_Short problem A_: Can you lay out the lines of the records below as a JSON list of strings, one string per line with blank lines left out, starting at the first line of the records and ending at the line containing "line-label: Hθ: [185, 84, 203, 98]", both ends included?

_Excerpt provided_:
--- BEGIN ---

February 23rd, 2006

i have a confession

I have stopped bothering to attend law firm receptions. I have a hard time understanding the purpose of them. Sure, I can schmooze with people and enjoy the free food and drink but, barring the unexpected, such events aren’t really fruitful for either me or the firm. If I meet nice people and chat with them for a while, I can collect a business card, sure, but in six months, when I’m doing OCI, is that person going to remember me? Am I going to remember, short of the business card, what firm that person worked at?

Firms put on these events to play themselves up for us. That’s great. But in the end, of course, most of the firms end up looking the same: they have similar offices in the same four-block radius, they have the same kinds of clients and the same kinds of cases. The associates all went to the same law schools. They’re all eager to talk up their firm. They never tell you that the hours are awful or that they never see their spouse.

So I’ve stopped bothering to go to them. I suppose this could be at least partially because I am totally anti-schmoozing. But I think more of it is because I have so little time that spending it at fluffy social events doesn’t really appeal.

comments

I rarely go to them either. I feel a strong pull to go home at the end of the day, and it seems like the receptions are all the same. Maybe I would if I lived closer to campus.

I never went to any of them, except the one put on by my 1L firm after they gave me an offer.

I think they’re an utter waste of time.

--- END ---

_Short problem B_: Could you continue the post above about skipping law firm receptions from where it stops?

_Dataset records_:

--- BEGIN ---

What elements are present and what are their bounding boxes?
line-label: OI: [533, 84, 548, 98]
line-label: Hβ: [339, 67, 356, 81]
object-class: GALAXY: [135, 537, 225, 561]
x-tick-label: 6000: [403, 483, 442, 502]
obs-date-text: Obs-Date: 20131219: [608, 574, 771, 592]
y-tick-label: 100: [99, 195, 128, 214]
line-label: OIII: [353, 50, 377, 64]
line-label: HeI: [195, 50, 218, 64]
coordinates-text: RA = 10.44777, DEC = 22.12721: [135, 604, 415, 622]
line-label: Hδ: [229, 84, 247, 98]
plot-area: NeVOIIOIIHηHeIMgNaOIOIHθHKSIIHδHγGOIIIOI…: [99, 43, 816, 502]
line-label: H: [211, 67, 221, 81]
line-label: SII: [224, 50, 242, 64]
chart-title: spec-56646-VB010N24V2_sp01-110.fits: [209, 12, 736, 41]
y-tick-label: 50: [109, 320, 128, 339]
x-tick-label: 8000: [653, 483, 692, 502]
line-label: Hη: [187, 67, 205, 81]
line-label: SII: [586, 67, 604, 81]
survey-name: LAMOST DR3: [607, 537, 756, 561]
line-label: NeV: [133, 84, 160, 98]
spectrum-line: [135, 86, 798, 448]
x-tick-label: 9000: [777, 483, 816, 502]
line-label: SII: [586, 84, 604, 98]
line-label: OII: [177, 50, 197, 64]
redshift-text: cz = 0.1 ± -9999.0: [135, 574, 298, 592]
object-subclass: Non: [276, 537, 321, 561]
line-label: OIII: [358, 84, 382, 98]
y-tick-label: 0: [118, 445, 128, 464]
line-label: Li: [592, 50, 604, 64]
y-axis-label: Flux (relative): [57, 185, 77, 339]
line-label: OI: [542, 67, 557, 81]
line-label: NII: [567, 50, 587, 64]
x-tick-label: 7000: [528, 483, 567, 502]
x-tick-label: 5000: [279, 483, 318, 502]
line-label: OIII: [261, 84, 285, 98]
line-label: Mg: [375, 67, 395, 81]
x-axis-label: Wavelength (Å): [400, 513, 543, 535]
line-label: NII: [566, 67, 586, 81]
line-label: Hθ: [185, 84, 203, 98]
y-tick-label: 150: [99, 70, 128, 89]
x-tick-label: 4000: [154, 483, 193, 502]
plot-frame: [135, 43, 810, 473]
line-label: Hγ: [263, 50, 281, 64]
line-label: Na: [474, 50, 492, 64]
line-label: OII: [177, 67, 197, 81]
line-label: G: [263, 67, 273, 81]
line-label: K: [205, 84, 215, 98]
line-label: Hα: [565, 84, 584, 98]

--- END ---

_Right answer A_:
[
  "What elements are present and what are their bounding boxes?",
  "line-label: OI: [533, 84, 548, 98]",
  "line-label: Hβ: [339, 67, 356, 81]",
  "object-class: GALAXY: [135, 537, 225, 561]",
  "x-tick-label: 6000: [403, 483, 442, 502]",
  "obs-date-text: Obs-Date: 20131219: [608, 574, 771, 592]",
  "y-tick-label: 100: [99, 195, 128, 214]",
  "line-label: OIII: [353, 50, 377, 64]",
  "line-label: HeI: [195, 50, 218, 64]",
  "coordinates-text: RA = 10.44777, DEC = 22.12721: [135, 604, 415, 622]",
  "line-label: Hδ: [229, 84, 247, 98]",
  "plot-area: NeVOIIOIIHηHeIMgNaOIOIHθHKSIIHδHγGOIIIOI…: [99, 43, 816, 502]",
  "line-label: H: [211, 67, 221, 81]",
  "line-label: SII: [224, 50, 242, 64]",
  "chart-title: spec-56646-VB010N24V2_sp01-110.fits: [209, 12, 736, 41]",
  "y-tick-label: 50: [109, 320, 128, 339]",
  "x-tick-label: 8000: [653, 483, 692, 502]",
  "line-label: Hη: [187, 67, 205, 81]",
  "line-label: SII: [586, 67, 604, 81]",
  "survey-name: LAMOST DR3: [607, 537, 756, 561]",
  "line-label: NeV: [133, 84, 160, 98]",
  "spectrum-line: [135, 86, 798, 448]",
  "x-tick-label: 9000: [777, 483, 816, 502]",
  "line-label: SII: [586, 84, 604, 98]",
  "line-label: OII: [177, 50, 197, 64]",
  "redshift-text: cz = 0.1 ± -9999.0: [135, 574, 298, 592]",
  "object-subclass: Non: [276, 537, 321, 561]",
  "line-label: OIII: [358, 84, 382, 98]",
  "y-tick-label: 0: [118, 445, 128, 464]",
  "line-label: Li: [592, 50, 604, 64]",
  "y-axis-label: Flux (relative): [57, 185, 77, 339]",
  "line-label: OI: [542, 67, 557, 81]",
  "line-label: NII: [567, 50, 587, 64]",
  "x-tick-label: 7000: [528, 483, 567, 502]",
  "x-tick-label: 5000: [279, 483, 318, 502]",
  "line-label: OIII: [261, 84, 285, 98]",
  "line-label: Mg: [375, 67, 395, 81]",
  "x-axis-label: Wavelength (Å): [400, 513, 543, 535]",
  "line-label: NII: [566, 67, 586, 81]",
  "line-label: Hθ: [185, 84, 203, 98]"
]

_Right answer B_:
I never started. How bad is that? But a friend of mine got an offer — the next morning — from going to a reception. This, mind you, was a big-time BIGLAW firm, and she’s a 1L.

Go figure.

If you’re anything like I was (err, not in the top 10% of your class;), then in my opinion all the smoozing, networking and ass kissing in the world isn’t going to do a damn bit of good. Sure, you’ll get some face time with some potential employers. And, yes, they may give you the requisite “courtesy interview,” but if it ain’t going to translate into a paying job, that courtesy interview is just more time down the drain.

So, go home after class, go to a bar, go out to eat, go to the movies, but don’t screw around with an inordinate amount of networking.

Tom, I’m not sure how the class percentile thing would even make a difference at these receptions. It’s not like I’m showing up with a copy of my transcript; even if they have a resume drop, it’s not like the person I’m chatting with is checking out my resume while talking to me (all the better to evaluate my fitness).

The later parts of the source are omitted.